_Given problem_
Search the material for "Start" and show all lines that contain it.

Data excerpts
** BEGIN **

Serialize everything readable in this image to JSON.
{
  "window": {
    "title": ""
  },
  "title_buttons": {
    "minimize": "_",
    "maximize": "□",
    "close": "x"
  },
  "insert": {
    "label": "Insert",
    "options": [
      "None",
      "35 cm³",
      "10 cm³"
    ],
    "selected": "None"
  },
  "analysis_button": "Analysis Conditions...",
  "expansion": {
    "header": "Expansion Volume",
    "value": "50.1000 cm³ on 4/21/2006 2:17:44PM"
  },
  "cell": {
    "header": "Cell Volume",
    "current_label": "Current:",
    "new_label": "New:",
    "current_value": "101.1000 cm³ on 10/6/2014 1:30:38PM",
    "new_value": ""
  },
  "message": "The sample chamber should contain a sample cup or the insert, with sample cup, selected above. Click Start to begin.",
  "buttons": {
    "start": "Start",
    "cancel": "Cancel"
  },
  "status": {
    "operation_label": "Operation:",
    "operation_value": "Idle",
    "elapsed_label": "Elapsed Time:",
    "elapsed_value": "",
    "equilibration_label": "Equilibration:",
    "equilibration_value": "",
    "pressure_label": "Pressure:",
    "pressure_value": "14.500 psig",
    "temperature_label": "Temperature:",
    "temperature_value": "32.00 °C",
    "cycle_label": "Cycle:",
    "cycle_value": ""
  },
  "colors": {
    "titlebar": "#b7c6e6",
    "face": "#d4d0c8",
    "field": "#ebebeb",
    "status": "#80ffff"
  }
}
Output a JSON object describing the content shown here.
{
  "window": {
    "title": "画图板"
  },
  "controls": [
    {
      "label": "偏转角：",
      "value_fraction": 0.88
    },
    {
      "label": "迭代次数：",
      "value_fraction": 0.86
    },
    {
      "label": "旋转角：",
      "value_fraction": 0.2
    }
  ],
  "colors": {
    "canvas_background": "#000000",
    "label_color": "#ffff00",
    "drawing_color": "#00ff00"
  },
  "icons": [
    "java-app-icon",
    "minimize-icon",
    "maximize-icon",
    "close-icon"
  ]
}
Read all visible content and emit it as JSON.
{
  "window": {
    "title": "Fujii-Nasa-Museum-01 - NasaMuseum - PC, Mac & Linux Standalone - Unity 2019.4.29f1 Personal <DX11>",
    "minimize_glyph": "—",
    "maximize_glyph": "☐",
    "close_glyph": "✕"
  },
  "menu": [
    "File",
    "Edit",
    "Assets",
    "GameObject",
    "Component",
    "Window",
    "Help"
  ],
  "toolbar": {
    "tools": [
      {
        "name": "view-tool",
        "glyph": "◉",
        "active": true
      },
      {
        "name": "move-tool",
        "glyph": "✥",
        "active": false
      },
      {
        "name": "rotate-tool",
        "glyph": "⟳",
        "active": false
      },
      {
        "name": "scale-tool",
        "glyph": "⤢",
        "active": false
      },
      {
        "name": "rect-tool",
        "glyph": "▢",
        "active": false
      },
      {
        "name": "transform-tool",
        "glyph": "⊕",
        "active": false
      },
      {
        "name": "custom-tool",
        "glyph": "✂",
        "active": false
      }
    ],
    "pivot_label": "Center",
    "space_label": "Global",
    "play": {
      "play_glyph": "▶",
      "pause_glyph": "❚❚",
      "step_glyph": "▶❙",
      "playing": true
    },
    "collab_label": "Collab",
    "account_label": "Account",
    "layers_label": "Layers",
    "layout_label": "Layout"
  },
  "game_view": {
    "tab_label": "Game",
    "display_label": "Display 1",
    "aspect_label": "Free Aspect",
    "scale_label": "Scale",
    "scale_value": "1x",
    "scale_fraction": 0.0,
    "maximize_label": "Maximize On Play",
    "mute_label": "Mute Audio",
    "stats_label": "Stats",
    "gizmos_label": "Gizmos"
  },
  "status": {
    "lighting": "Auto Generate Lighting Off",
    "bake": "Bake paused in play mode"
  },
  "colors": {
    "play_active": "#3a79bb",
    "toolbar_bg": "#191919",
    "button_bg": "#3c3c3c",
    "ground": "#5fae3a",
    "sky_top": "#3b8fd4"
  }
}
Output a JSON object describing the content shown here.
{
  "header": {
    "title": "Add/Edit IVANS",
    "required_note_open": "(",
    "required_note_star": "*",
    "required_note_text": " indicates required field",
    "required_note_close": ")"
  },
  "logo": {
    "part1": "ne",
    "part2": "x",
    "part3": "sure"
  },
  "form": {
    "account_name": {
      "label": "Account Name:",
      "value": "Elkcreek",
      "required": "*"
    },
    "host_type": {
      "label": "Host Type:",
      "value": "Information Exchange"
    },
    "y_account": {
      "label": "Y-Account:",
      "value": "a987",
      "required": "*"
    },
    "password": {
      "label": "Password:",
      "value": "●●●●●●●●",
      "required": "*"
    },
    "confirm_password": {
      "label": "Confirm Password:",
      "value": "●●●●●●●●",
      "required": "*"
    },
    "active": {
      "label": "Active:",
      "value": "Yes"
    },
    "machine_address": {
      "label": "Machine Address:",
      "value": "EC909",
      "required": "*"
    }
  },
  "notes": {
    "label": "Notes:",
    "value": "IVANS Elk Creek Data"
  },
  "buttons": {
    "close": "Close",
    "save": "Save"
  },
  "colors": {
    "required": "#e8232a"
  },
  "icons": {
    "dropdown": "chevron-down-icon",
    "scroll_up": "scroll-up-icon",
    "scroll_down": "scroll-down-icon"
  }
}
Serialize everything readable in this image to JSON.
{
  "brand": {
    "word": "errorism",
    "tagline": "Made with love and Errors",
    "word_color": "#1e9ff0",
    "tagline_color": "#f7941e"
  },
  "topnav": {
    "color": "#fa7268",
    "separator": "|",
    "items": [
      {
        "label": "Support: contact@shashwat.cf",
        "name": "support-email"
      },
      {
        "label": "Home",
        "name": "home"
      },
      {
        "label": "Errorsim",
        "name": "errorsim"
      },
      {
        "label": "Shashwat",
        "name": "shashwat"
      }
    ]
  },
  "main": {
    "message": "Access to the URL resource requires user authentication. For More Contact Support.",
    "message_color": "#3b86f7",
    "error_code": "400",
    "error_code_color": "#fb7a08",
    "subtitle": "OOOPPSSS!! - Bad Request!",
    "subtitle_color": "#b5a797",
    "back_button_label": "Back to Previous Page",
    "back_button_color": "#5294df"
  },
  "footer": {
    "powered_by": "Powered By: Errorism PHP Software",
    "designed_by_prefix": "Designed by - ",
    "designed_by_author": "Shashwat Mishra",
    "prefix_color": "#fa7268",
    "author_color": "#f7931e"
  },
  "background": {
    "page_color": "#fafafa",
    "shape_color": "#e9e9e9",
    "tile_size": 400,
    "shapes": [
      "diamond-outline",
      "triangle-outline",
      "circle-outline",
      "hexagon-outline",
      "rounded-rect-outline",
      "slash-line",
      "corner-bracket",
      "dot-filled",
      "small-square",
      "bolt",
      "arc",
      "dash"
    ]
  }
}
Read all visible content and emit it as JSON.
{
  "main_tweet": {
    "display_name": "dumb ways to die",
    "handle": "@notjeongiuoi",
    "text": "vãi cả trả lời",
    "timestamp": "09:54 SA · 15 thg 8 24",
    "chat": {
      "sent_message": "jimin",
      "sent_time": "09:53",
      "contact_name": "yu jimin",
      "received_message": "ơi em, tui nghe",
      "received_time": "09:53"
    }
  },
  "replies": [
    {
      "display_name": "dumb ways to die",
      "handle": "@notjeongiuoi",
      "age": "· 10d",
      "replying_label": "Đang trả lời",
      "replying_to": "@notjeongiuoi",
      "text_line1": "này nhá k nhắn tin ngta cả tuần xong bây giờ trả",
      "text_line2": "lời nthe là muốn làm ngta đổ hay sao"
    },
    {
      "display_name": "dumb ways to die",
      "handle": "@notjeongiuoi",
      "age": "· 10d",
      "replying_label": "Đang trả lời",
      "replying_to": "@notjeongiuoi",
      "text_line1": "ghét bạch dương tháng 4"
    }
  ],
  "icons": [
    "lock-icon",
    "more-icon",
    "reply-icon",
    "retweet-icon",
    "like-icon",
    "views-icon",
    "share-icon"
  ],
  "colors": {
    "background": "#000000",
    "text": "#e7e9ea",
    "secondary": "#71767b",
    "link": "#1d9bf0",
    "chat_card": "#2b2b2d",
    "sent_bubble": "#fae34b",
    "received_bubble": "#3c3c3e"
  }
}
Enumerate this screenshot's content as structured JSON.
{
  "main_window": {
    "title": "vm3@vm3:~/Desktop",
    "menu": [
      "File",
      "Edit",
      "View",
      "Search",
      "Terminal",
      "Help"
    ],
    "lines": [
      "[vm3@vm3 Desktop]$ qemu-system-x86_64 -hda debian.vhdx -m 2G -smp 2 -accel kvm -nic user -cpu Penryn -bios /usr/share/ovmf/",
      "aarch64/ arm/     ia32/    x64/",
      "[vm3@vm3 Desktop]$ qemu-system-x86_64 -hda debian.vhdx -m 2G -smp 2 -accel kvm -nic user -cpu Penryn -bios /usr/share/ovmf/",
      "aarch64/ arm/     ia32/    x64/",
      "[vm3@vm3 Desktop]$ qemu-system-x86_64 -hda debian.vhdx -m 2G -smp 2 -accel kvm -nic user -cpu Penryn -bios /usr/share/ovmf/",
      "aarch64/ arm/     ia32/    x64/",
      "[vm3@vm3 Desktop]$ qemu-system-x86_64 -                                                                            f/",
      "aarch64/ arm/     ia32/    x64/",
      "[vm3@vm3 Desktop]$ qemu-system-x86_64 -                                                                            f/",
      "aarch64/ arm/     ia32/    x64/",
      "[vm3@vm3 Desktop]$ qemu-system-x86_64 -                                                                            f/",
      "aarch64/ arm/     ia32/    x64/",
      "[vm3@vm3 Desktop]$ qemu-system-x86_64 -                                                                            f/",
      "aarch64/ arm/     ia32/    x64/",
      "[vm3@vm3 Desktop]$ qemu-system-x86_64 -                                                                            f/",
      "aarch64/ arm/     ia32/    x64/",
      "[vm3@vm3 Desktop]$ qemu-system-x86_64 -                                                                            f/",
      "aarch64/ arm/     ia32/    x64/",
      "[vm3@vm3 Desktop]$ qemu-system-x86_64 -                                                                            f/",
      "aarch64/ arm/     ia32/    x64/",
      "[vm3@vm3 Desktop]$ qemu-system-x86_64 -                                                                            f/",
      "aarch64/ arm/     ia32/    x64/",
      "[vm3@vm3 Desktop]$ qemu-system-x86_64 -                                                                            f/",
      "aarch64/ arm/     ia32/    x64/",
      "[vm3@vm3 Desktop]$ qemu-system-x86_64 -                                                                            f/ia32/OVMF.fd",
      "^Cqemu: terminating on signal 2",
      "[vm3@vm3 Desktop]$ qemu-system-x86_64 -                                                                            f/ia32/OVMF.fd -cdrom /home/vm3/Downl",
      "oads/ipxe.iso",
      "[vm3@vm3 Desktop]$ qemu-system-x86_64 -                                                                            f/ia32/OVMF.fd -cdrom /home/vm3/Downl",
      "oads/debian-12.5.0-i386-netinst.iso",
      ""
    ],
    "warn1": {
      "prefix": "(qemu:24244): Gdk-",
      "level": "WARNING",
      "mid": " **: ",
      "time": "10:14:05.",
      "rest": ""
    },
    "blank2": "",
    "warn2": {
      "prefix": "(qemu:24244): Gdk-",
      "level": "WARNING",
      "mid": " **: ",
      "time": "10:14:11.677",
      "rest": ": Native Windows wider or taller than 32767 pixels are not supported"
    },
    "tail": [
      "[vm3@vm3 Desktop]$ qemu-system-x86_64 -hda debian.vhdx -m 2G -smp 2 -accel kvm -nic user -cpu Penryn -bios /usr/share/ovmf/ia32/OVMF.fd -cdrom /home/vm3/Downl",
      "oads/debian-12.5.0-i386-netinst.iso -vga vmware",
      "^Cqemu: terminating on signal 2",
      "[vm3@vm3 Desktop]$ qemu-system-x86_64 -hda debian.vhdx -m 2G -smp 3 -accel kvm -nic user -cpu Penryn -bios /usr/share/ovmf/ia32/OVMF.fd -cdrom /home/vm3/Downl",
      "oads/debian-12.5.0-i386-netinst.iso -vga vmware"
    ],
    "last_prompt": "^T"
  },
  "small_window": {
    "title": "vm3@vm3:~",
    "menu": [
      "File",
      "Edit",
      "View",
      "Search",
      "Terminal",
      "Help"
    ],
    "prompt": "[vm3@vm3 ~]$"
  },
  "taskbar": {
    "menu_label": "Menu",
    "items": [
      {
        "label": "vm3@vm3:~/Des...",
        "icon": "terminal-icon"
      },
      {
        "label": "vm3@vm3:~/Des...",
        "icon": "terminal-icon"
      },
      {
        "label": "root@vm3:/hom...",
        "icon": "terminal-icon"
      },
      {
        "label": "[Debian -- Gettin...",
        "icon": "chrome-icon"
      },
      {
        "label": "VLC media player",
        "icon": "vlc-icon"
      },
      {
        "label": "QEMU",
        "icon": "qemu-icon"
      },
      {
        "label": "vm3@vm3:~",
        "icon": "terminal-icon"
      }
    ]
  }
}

** END **

_Result of this task_
  "message": "The sample chamber should contain a sample cup or the insert, with sample cup, selected above. Click Start to begin.",
    "start": "Start",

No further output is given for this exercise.